Given exercise: Render the lines of the records as a numbered list, starting at the first line of the records and ending at the line that contains "text-line: 1.题目：我的角色 我的责任: [115, 117, 287, 133]", with both included. Leave out blank lines.

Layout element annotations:
____

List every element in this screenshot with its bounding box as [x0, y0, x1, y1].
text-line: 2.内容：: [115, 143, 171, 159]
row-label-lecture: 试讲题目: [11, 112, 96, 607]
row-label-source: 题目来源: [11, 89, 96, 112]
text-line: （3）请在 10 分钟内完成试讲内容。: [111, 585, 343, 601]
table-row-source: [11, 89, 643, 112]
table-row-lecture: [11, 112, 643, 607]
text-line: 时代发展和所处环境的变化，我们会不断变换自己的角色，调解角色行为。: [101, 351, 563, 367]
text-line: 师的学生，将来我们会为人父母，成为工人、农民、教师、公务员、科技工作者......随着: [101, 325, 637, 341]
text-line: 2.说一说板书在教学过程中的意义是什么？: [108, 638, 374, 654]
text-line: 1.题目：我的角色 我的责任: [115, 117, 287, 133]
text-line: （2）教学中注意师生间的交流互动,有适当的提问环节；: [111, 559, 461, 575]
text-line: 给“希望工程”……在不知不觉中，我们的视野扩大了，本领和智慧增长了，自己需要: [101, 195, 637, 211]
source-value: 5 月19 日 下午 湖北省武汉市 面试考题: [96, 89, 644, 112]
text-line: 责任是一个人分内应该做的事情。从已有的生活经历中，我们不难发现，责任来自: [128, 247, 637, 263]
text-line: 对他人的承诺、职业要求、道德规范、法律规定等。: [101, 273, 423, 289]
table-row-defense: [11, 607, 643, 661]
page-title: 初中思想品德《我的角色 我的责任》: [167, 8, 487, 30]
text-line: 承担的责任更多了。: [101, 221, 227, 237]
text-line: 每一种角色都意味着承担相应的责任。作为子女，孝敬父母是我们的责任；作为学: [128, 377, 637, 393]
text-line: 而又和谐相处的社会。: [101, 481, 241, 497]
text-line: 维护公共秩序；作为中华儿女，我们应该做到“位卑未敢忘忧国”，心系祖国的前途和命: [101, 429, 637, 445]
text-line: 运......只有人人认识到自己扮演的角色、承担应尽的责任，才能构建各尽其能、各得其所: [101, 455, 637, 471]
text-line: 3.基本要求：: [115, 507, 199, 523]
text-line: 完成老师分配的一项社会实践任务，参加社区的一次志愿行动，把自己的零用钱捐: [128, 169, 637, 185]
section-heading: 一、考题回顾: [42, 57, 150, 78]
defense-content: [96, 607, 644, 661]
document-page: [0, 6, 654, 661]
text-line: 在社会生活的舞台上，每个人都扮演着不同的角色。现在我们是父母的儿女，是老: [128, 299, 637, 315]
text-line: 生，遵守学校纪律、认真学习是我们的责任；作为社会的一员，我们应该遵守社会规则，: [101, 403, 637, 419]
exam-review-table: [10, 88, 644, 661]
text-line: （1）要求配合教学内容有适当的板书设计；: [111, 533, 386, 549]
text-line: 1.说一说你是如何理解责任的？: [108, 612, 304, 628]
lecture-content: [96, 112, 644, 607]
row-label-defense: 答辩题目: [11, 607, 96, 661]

____

Worked answer:
1. List every element in this screenshot with its bounding box as [x0, y0, x1, y1].
2. text-line: 2.内容：: [115, 143, 171, 159]
3. row-label-lecture: 试讲题目: [11, 112, 96, 607]
4. row-label-source: 题目来源: [11, 89, 96, 112]
5. text-line: （3）请在 10 分钟内完成试讲内容。: [111, 585, 343, 601]
6. table-row-source: [11, 89, 643, 112]
7. table-row-lecture: [11, 112, 643, 607]
8. text-line: 时代发展和所处环境的变化，我们会不断变换自己的角色，调解角色行为。: [101, 351, 563, 367]
9. text-line: 师的学生，将来我们会为人父母，成为工人、农民、教师、公务员、科技工作者......随着: [101, 325, 637, 341]
10. text-line: 2.说一说板书在教学过程中的意义是什么？: [108, 638, 374, 654]
11. text-line: 1.题目：我的角色 我的责任: [115, 117, 287, 133]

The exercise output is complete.